EXERCISE DETAILS> Reproduce every line of the listing as written, apart from the pictures.

Collected data entries>
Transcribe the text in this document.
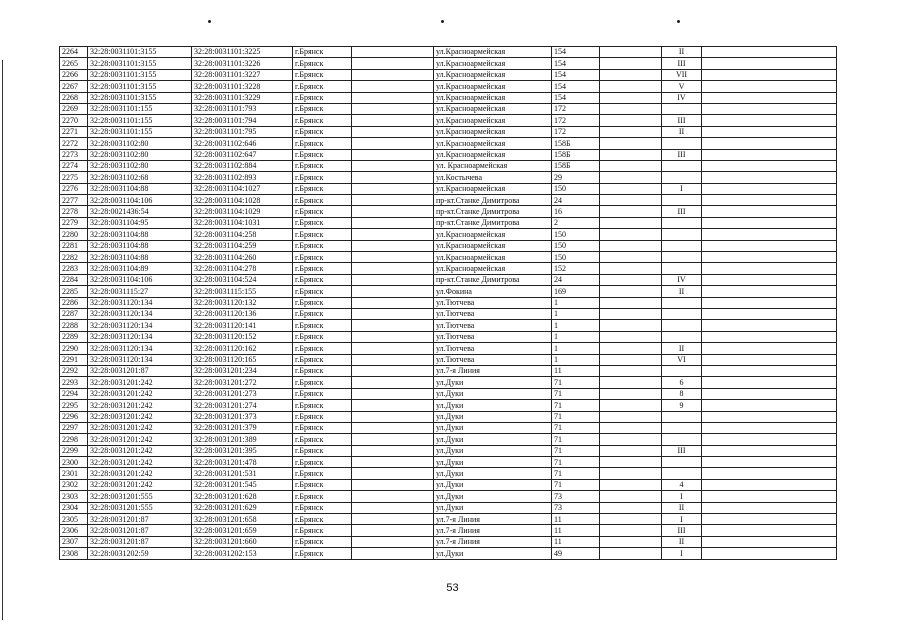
2264	32:28:0031101:3155	32:28:0031101:3225	г.Брянск		ул.Красноармейская	154		II	
2265	32:28:0031101:3155	32:28:0031101:3226	г.Брянск		ул.Красноармейская	154		III	
2266	32:28:0031101:3155	32:28:0031101:3227	г.Брянск		ул.Красноармейская	154		VII	
2267	32:28:0031101:3155	32:28:0031101:3228	г.Брянск		ул.Красноармейская	154		V	
2268	32:28:0031101:3155	32:28:0031101:3229	г.Брянск		ул.Красноармейская	154		IV	
2269	32:28:0031101:155	32:28:0031101:793	г.Брянск		ул.Красноармейская	172			
2270	32:28:0031101:155	32:28:0031101:794	г.Брянск		ул.Красноармейская	172		III	
2271	32:28:0031101:155	32:28:0031101:795	г.Брянск		ул.Красноармейская	172		II	
2272	32:28:0031102:80	32:28:0031102:646	г.Брянск		ул.Красноармейская	158Б			
2273	32:28:0031102:80	32:28:0031102:647	г.Брянск		ул.Красноармейская	158Б		III	
2274	32:28:0031102:80	32:28:0031102:884	г.Брянск		ул. Красноармейская	158Б			
2275	32:28:0031102:68	32:28:0031102:893	г.Брянск		ул.Костычева	29			
2276	32:28:0031104:88	32:28:0031104:1027	г.Брянск		ул.Красноармейская	150		I	
2277	32:28:0031104:106	32:28:0031104:1028	г.Брянск		пр-кт.Станке Димитрова	24			
2278	32:28:0021436:54	32:28:0031104:1029	г.Брянск		пр-кт.Станке Димитрова	16		III	
2279	32:28:0031104:95	32:28:0031104:1031	г.Брянск		пр-кт.Станке Димитрова	2			
2280	32:28:0031104:88	32:28:0031104:258	г.Брянск		ул.Красноармейская	150			
2281	32:28:0031104:88	32:28:0031104:259	г.Брянск		ул.Красноармейская	150			
2282	32:28:0031104:88	32:28:0031104:260	г.Брянск		ул.Красноармейская	150			
2283	32:28:0031104:89	32:28:0031104:278	г.Брянск		ул.Красноармейская	152			
2284	32:28:0031104:106	32:28:0031104:524	г.Брянск		пр-кт.Станке Димитрова	24		IV	
2285	32:28:0031115:27	32:28:0031115:155	г.Брянск		ул.Фокина	169		II	
2286	32:28:0031120:134	32:28:0031120:132	г.Брянск		ул.Тютчева	1			
2287	32:28:0031120:134	32:28:0031120:136	г.Брянск		ул.Тютчева	1			
2288	32:28:0031120:134	32:28:0031120:141	г.Брянск		ул.Тютчева	1			
2289	32:28:0031120:134	32:28:0031120:152	г.Брянск		ул.Тютчева	1			
2290	32:28:0031120:134	32:28:0031120:162	г.Брянск		ул.Тютчева	1		II	
2291	32:28:0031120:134	32:28:0031120:165	г.Брянск		ул.Тютчева	1		VI	
2292	32:28:0031201:87	32:28:0031201:234	г.Брянск		ул.7-я Линия	11			
2293	32:28:0031201:242	32:28:0031201:272	г.Брянск		ул.Дуки	71		6	
2294	32:28:0031201:242	32:28:0031201:273	г.Брянск		ул.Дуки	71		8	
2295	32:28:0031201:242	32:28:0031201:274	г.Брянск		ул.Дуки	71		9	
2296	32:28:0031201:242	32:28:0031201:373	г.Брянск		ул.Дуки	71			
2297	32:28:0031201:242	32:28:0031201:379	г.Брянск		ул.Дуки	71			
2298	32:28:0031201:242	32:28:0031201:389	г.Брянск		ул.Дуки	71			
2299	32:28:0031201:242	32:28:0031201:395	г.Брянск		ул.Дуки	71		III	
2300	32:28:0031201:242	32:28:0031201:478	г.Брянск		ул.Дуки	71			
2301	32:28:0031201:242	32:28:0031201:531	г.Брянск		ул.Дуки	71			
2302	32:28:0031201:242	32:28:0031201:545	г.Брянск		ул.Дуки	71		4	
2303	32:28:0031201:555	32:28:0031201:628	г.Брянск		ул.Дуки	73		I	
2304	32:28:0031201:555	32:28:0031201:629	г.Брянск		ул.Дуки	73		II	
2305	32:28:0031201:87	32:28:0031201:658	г.Брянск		ул.7-я Линия	11		I	
2306	32:28:0031201:87	32:28:0031201:659	г.Брянск		ул.7-я Линия	11		III	
2307	32:28:0031201:87	32:28:0031201:660	г.Брянск		ул.7-я Линия	11		II	
2308	32:28:0031202:59	32:28:0031202:153	г.Брянск		ул.Дуки	49		I	
53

SOLUTION FOR THIS TASK>
Transcribe the text in this document.
2264	32:28:0031101:3155	32:28:0031101:3225	г.Брянск		ул.Красноармейская	154		II	
2265	32:28:0031101:3155	32:28:0031101:3226	г.Брянск		ул.Красноармейская	154		III	
2266	32:28:0031101:3155	32:28:0031101:3227	г.Брянск		ул.Красноармейская	154		VII	
2267	32:28:0031101:3155	32:28:0031101:3228	г.Брянск		ул.Красноармейская	154		V	
2268	32:28:0031101:3155	32:28:0031101:3229	г.Брянск		ул.Красноармейская	154		IV	
2269	32:28:0031101:155	32:28:0031101:793	г.Брянск		ул.Красноармейская	172			
2270	32:28:0031101:155	32:28:0031101:794	г.Брянск		ул.Красноармейская	172		III	
2271	32:28:0031101:155	32:28:0031101:795	г.Брянск		ул.Красноармейская	172		II	
2272	32:28:0031102:80	32:28:0031102:646	г.Брянск		ул.Красноармейская	158Б			
2273	32:28:0031102:80	32:28:0031102:647	г.Брянск		ул.Красноармейская	158Б		III	
2274	32:28:0031102:80	32:28:0031102:884	г.Брянск		ул. Красноармейская	158Б			
2275	32:28:0031102:68	32:28:0031102:893	г.Брянск		ул.Костычева	29			
2276	32:28:0031104:88	32:28:0031104:1027	г.Брянск		ул.Красноармейская	150		I	
2277	32:28:0031104:106	32:28:0031104:1028	г.Брянск		пр-кт.Станке Димитрова	24			
2278	32:28:0021436:54	32:28:0031104:1029	г.Брянск		пр-кт.Станке Димитрова	16		III	
2279	32:28:0031104:95	32:28:0031104:1031	г.Брянск		пр-кт.Станке Димитрова	2			
2280	32:28:0031104:88	32:28:0031104:258	г.Брянск		ул.Красноармейская	150			
2281	32:28:0031104:88	32:28:0031104:259	г.Брянск		ул.Красноармейская	150			
2282	32:28:0031104:88	32:28:0031104:260	г.Брянск		ул.Красноармейская	150			
2283	32:28:0031104:89	32:28:0031104:278	г.Брянск		ул.Красноармейская	152			
2284	32:28:0031104:106	32:28:0031104:524	г.Брянск		пр-кт.Станке Димитрова	24		IV	
2285	32:28:0031115:27	32:28:0031115:155	г.Брянск		ул.Фокина	169		II	
2286	32:28:0031120:134	32:28:0031120:132	г.Брянск		ул.Тютчева	1			
2287	32:28:0031120:134	32:28:0031120:136	г.Брянск		ул.Тютчева	1			
2288	32:28:0031120:134	32:28:0031120:141	г.Брянск		ул.Тютчева	1			
2289	32:28:0031120:134	32:28:0031120:152	г.Брянск		ул.Тютчева	1			
2290	32:28:0031120:134	32:28:0031120:162	г.Брянск		ул.Тютчева	1		II	
2291	32:28:0031120:134	32:28:0031120:165	г.Брянск		ул.Тютчева	1		VI	
2292	32:28:0031201:87	32:28:0031201:234	г.Брянск		ул.7-я Линия	11			
2293	32:28:0031201:242	32:28:0031201:272	г.Брянск		ул.Дуки	71		6	
2294	32:28:0031201:242	32:28:0031201:273	г.Брянск		ул.Дуки	71		8	
2295	32:28:0031201:242	32:28:0031201:274	г.Брянск		ул.Дуки	71		9	
2296	32:28:0031201:242	32:28:0031201:373	г.Брянск		ул.Дуки	71			
2297	32:28:0031201:242	32:28:0031201:379	г.Брянск		ул.Дуки	71			
2298	32:28:0031201:242	32:28:0031201:389	г.Брянск		ул.Дуки	71			
2299	32:28:0031201:242	32:28:0031201:395	г.Брянск		ул.Дуки	71		III	
2300	32:28:0031201:242	32:28:0031201:478	г.Брянск		ул.Дуки	71			
2301	32:28:0031201:242	32:28:0031201:531	г.Брянск		ул.Дуки	71			
2302	32:28:0031201:242	32:28:0031201:545	г.Брянск		ул.Дуки	71		4	
2303	32:28:0031201:555	32:28:0031201:628	г.Брянск		ул.Дуки	73		I	
2304	32:28:0031201:555	32:28:0031201:629	г.Брянск		ул.Дуки	73		II	
2305	32:28:0031201:87	32:28:0031201:658	г.Брянск		ул.7-я Линия	11		I	
2306	32:28:0031201:87	32:28:0031201:659	г.Брянск		ул.7-я Линия	11		III	
2307	32:28:0031201:87	32:28:0031201:660	г.Брянск		ул.7-я Линия	11		II	
2308	32:28:0031202:59	32:28:0031202:153	г.Брянск		ул.Дуки	49		I	
53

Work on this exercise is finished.